## [What you need to do]
Present the following entries again, word for word and in full.

(Figure record listings)
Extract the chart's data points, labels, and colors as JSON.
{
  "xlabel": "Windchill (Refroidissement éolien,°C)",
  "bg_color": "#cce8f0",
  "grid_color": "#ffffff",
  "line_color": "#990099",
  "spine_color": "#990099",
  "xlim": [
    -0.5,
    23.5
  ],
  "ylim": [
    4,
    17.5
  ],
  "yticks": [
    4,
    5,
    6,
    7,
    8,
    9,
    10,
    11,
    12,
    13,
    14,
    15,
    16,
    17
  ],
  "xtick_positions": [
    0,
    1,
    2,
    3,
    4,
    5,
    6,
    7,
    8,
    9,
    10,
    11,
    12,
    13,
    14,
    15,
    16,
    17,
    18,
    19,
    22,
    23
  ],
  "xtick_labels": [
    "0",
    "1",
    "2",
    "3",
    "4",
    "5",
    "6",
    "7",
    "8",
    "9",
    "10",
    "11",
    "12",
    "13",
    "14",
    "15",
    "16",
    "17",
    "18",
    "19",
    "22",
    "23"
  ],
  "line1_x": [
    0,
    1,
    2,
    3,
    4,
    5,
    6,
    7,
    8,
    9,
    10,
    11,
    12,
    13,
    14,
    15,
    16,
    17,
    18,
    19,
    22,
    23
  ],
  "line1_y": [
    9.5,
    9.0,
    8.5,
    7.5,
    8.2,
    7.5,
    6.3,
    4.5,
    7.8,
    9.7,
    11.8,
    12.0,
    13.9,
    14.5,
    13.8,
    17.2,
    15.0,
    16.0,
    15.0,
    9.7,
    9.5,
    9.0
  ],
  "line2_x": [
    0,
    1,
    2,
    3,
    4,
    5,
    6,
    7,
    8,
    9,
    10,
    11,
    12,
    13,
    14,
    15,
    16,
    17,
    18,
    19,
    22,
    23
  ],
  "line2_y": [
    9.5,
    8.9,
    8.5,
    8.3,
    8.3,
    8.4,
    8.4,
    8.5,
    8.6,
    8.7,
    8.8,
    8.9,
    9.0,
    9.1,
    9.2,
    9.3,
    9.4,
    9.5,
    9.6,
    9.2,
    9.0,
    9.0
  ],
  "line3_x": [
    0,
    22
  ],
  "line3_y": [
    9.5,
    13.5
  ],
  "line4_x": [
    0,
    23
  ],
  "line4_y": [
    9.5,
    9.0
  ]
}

## [Solution to this task]
Extract the chart's data points, labels, and colors as JSON.
{
  "xlabel": "Windchill (Refroidissement éolien,°C)",
  "bg_color": "#cce8f0",
  "grid_color": "#ffffff",
  "line_color": "#990099",
  "spine_color": "#990099",
  "xlim": [
    -0.5,
    23.5
  ],
  "ylim": [
    4,
    17.5
  ],
  "yticks": [
    4,
    5,
    6,
    7,
    8,
    9,
    10,
    11,
    12,
    13,
    14,
    15,
    16,
    17
  ],
  "xtick_positions": [
    0,
    1,
    2,
    3,
    4,
    5,
    6,
    7,
    8,
    9,
    10,
    11,
    12,
    13,
    14,
    15,
    16,
    17,
    18,
    19,
    22,
    23
  ],
  "xtick_labels": [
    "0",
    "1",
    "2",
    "3",
    "4",
    "5",
    "6",
    "7",
    "8",
    "9",
    "10",
    "11",
    "12",
    "13",
    "14",
    "15",
    "16",
    "17",
    "18",
    "19",
    "22",
    "23"
  ],
  "line1_x": [
    0,
    1,
    2,
    3,
    4,
    5,
    6,
    7,
    8,
    9,
    10,
    11,
    12,
    13,
    14,
    15,
    16,
    17,
    18,
    19,
    22,
    23
  ],
  "line1_y": [
    9.5,
    9.0,
    8.5,
    7.5,
    8.2,
    7.5,
    6.3,
    4.5,
    7.8,
    9.7,
    11.8,
    12.0,
    13.9,
    14.5,
    13.8,
    17.2,
    15.0,
    16.0,
    15.0,
    9.7,
    9.5,
    9.0
  ],
  "line2_x": [
    0,
    1,
    2,
    3,
    4,
    5,
    6,
    7,
    8,
    9,
    10,
    11,
    12,
    13,
    14,
    15,
    16,
    17,
    18,
    19,
    22,
    23
  ],
  "line2_y": [
    9.5,
    8.9,
    8.5,
    8.3,
    8.3,
    8.4,
    8.4,
    8.5,
    8.6,
    8.7,
    8.8,
    8.9,
    9.0,
    9.1,
    9.2,
    9.3,
    9.4,
    9.5,
    9.6,
    9.2,
    9.0,
    9.0
  ],
  "line3_x": [
    0,
    22
  ],
  "line3_y": [
    9.5,
    13.5
  ],
  "line4_x": [
    0,
    23
  ],
  "line4_y": [
    9.5,
    9.0
  ]
}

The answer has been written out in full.